PASSAGE PROVIDED –
* BEGIN *
First Ride
Houston, TX —
It was my first ride in an open boxcar, a short hop from Jackson, Tennessee to Corinth, Mississippi.
I’ve watched the world go by from most of the different modes of transport. Bikes. Boats. Planes. Cars. Passenger trains. Buses. Watching the world go by from the open picture window of a boxcar’s doorway is different. It is at once both intimate with and removed from the outside world. It’s a really weird feeling. A big paradox.
Maybe it was that the night had a moon bright enough to cast shadows, or maybe it was our middling speed of 40 miles an hour, or the fact that you could fall out at any moment, but the world from the gaping mouth of that car looked fake, like a painted backdrop—but it was also always reminding you that it was real. People moving in the light cast by a Christmas tree. The tiny rectangular glare of a television. Cars speeding alongside the tracks, maybe or maybe not realizing that it feels like we’re racing.
* END *
SHORT EXERCISE – In the account of the first boxcar ride, what speed was the train moving at?

PROVIDED MATERIAL –
* BEGIN *
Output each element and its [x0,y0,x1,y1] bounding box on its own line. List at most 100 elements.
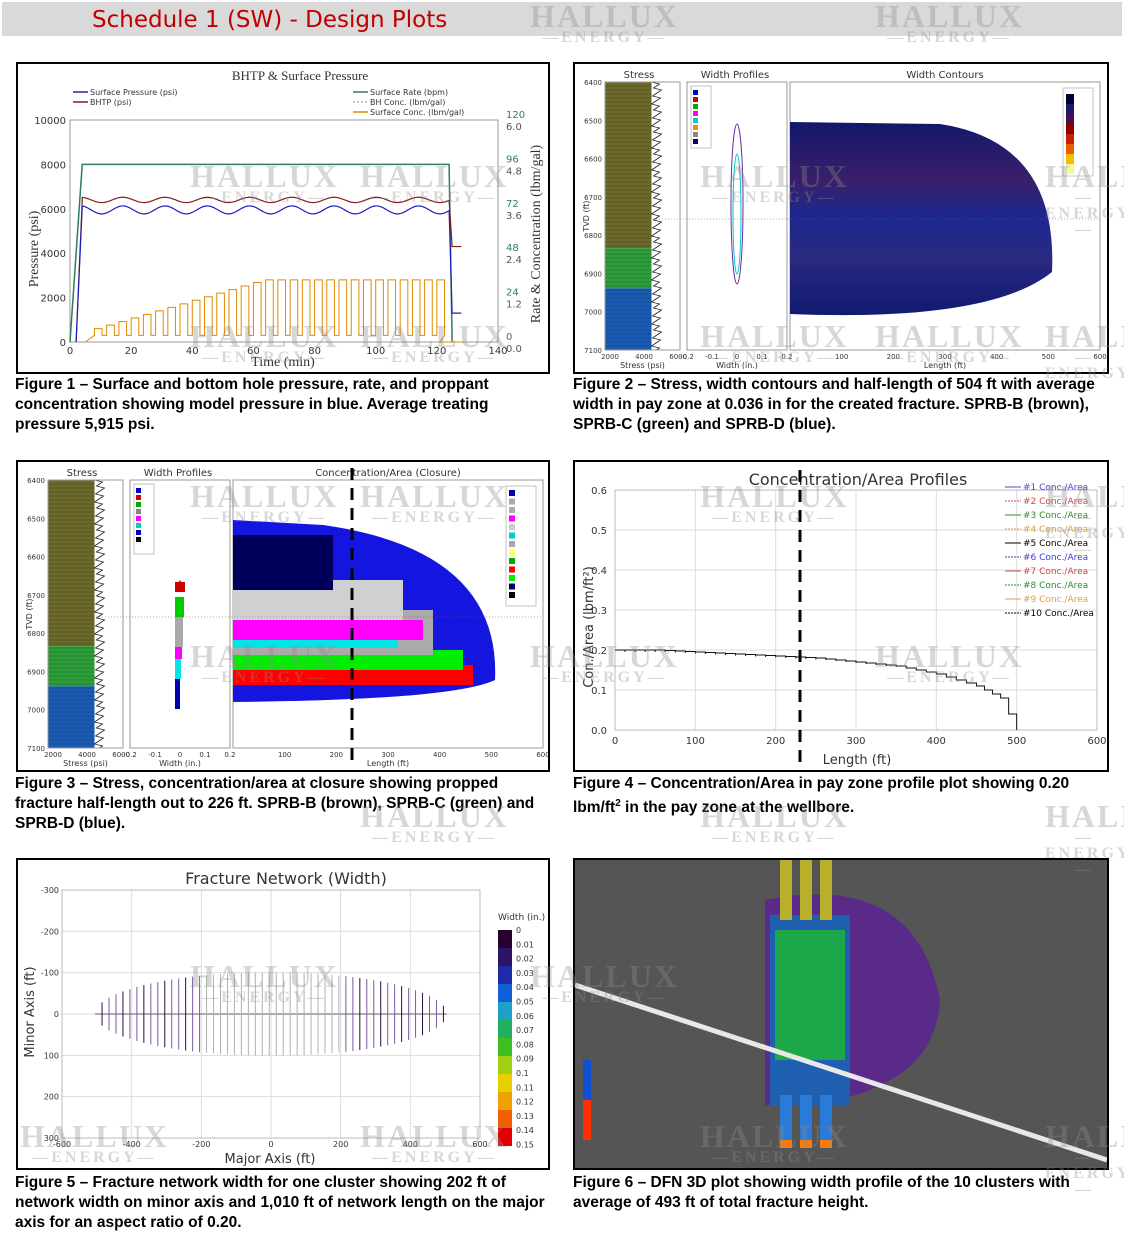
* END *
EXERCISE SOLUTION – 40 miles an hour.